* **Aim of the task**
Reproduce the entries word for word, and omit any picture you find in them.

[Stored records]
------------------------------------------------------------
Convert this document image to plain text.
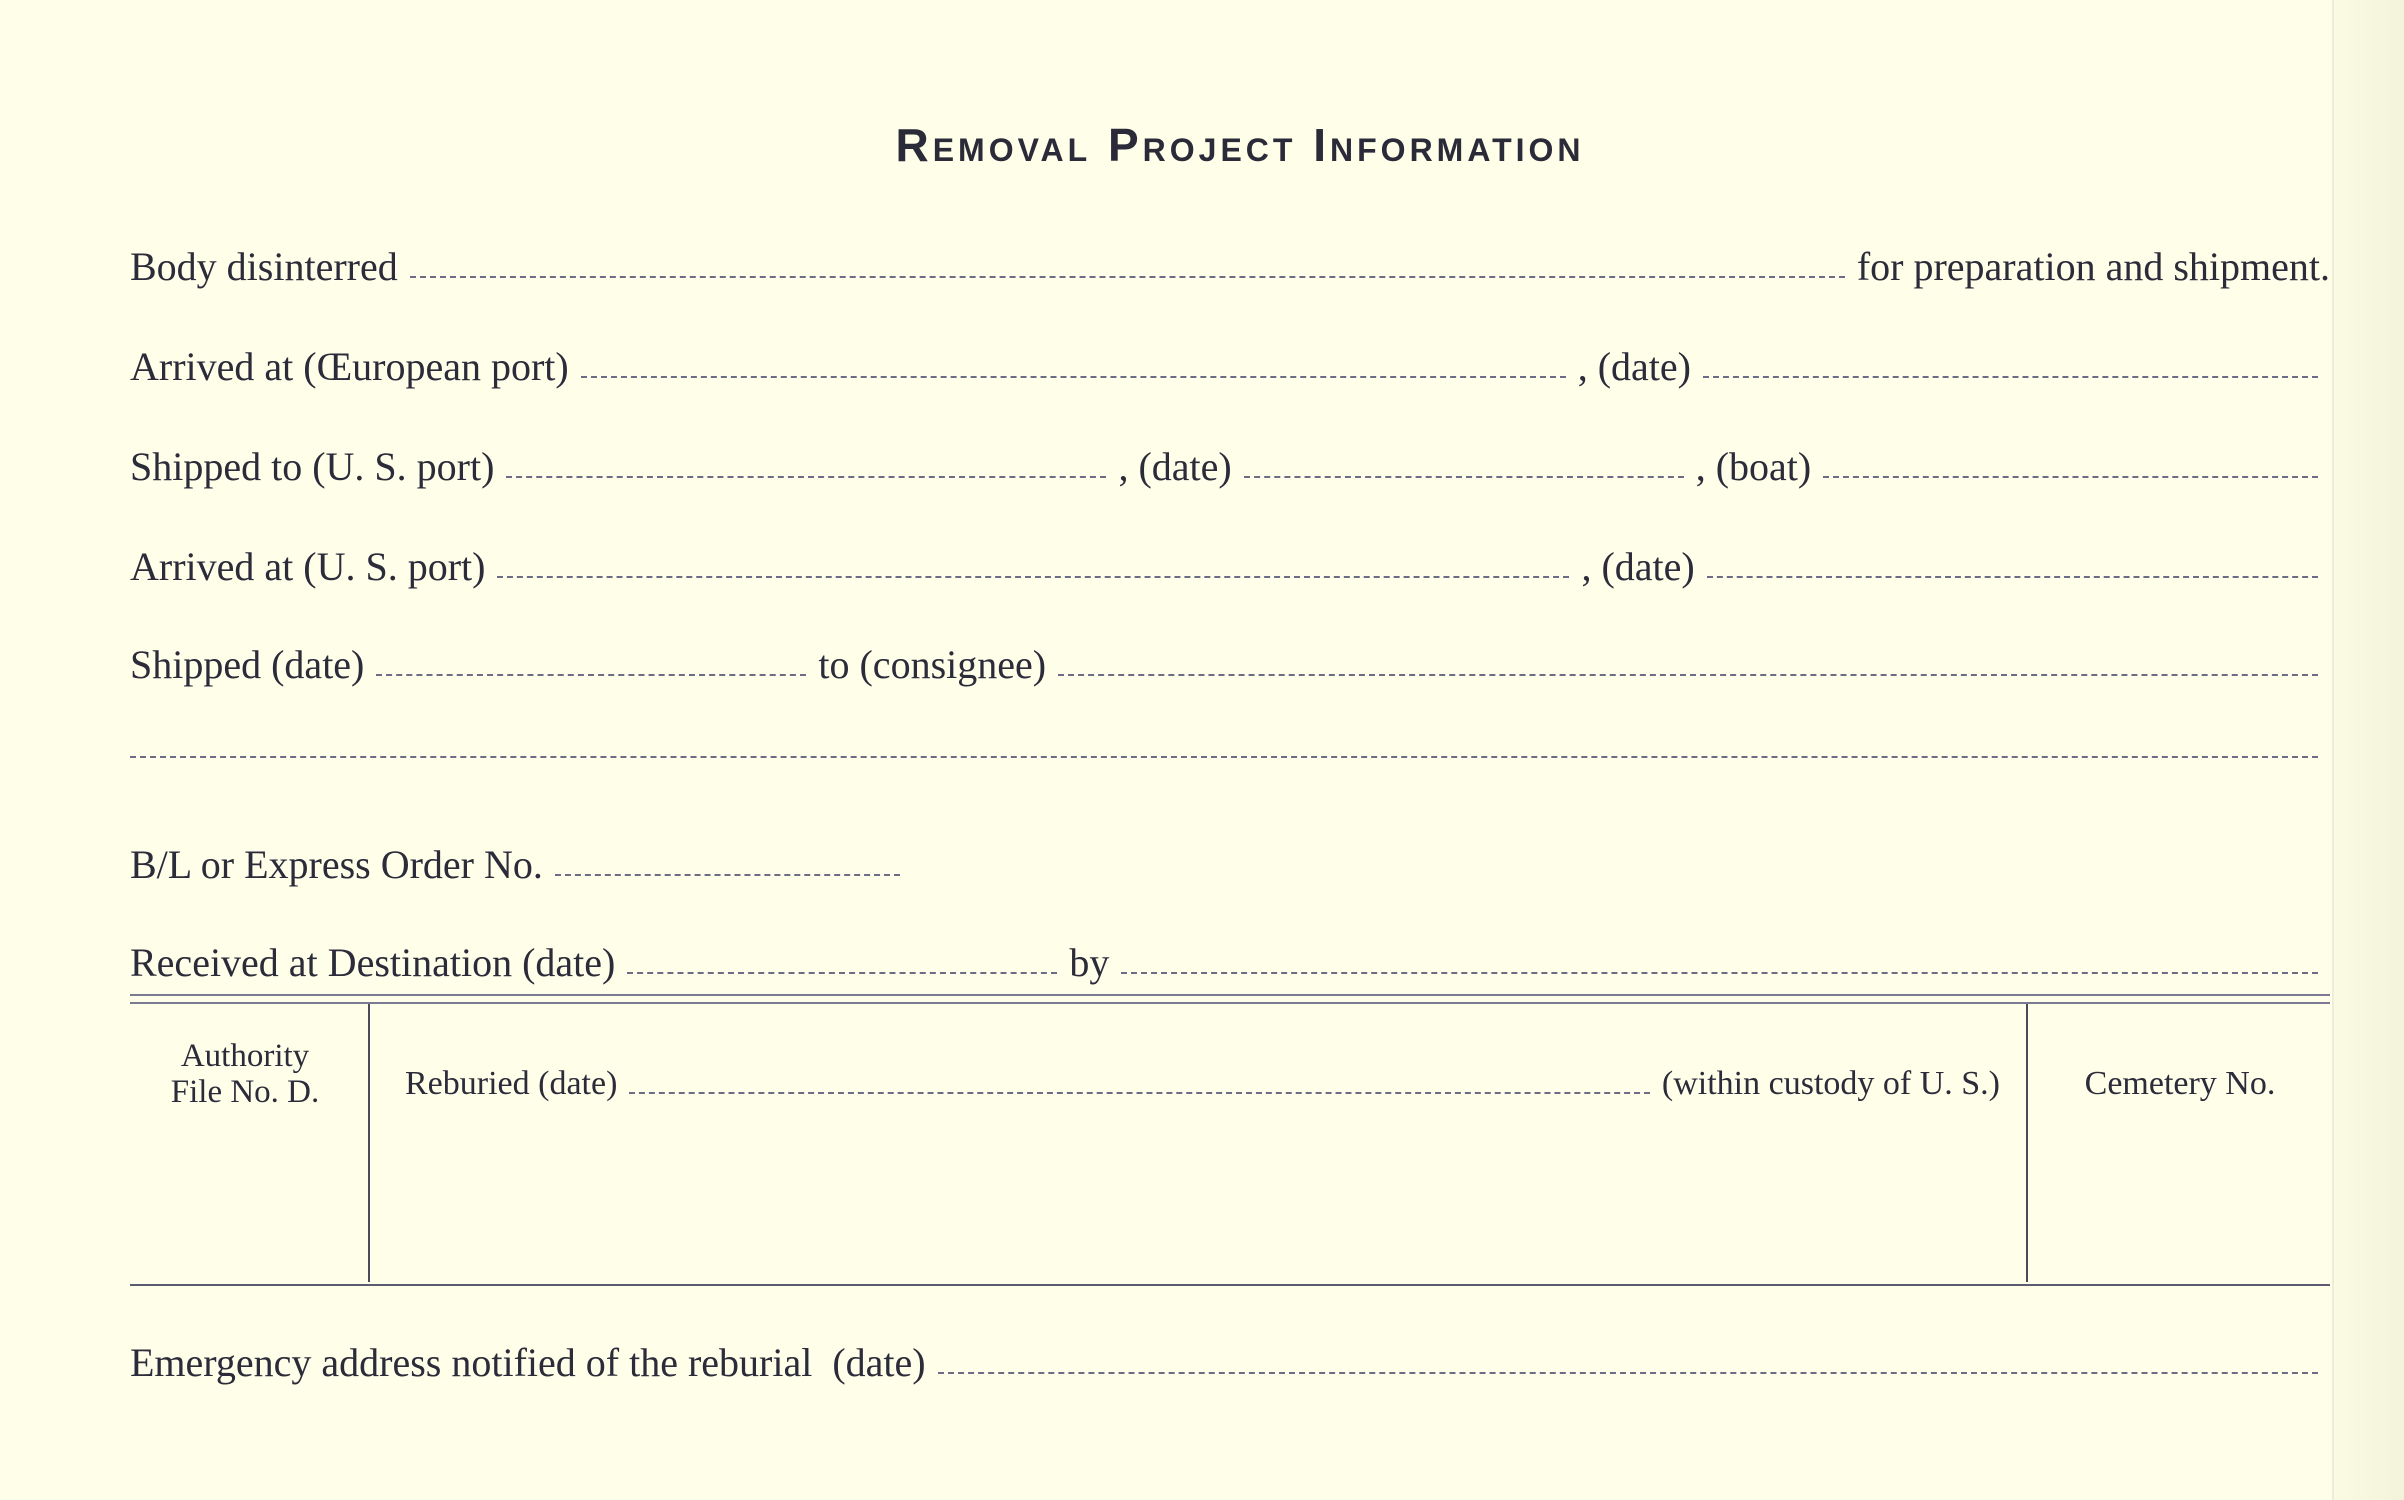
Removal Project Information
Body disinterred	for preparation and shipment.
Arrived at (Œuropean port)	, (date)
Shipped to (U. S. port)	, (date)	, (boat)
Arrived at (U. S. port)	, (date)
Shipped (date)	to (consignee)
B/L or Express Order No.
Received at Destination (date)	by
Authority
File No. D.	Reburied (date)	(within custody of U. S.)	Cemetery No.
Emergency address notified of the reburial  (date)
------------------------------------------------------------
* **Response for this exercise**
Convert this document image to plain text.
Removal Project Information
Body disinterred	for preparation and shipment.
Arrived at (Œuropean port)	, (date)
Shipped to (U. S. port)	, (date)	, (boat)
Arrived at (U. S. port)	, (date)
Shipped (date)	to (consignee)
B/L or Express Order No.
Received at Destination (date)	by
Authority
File No. D.	Reburied (date)	(within custody of U. S.)	Cemetery No.
Emergency address notified of the reburial  (date)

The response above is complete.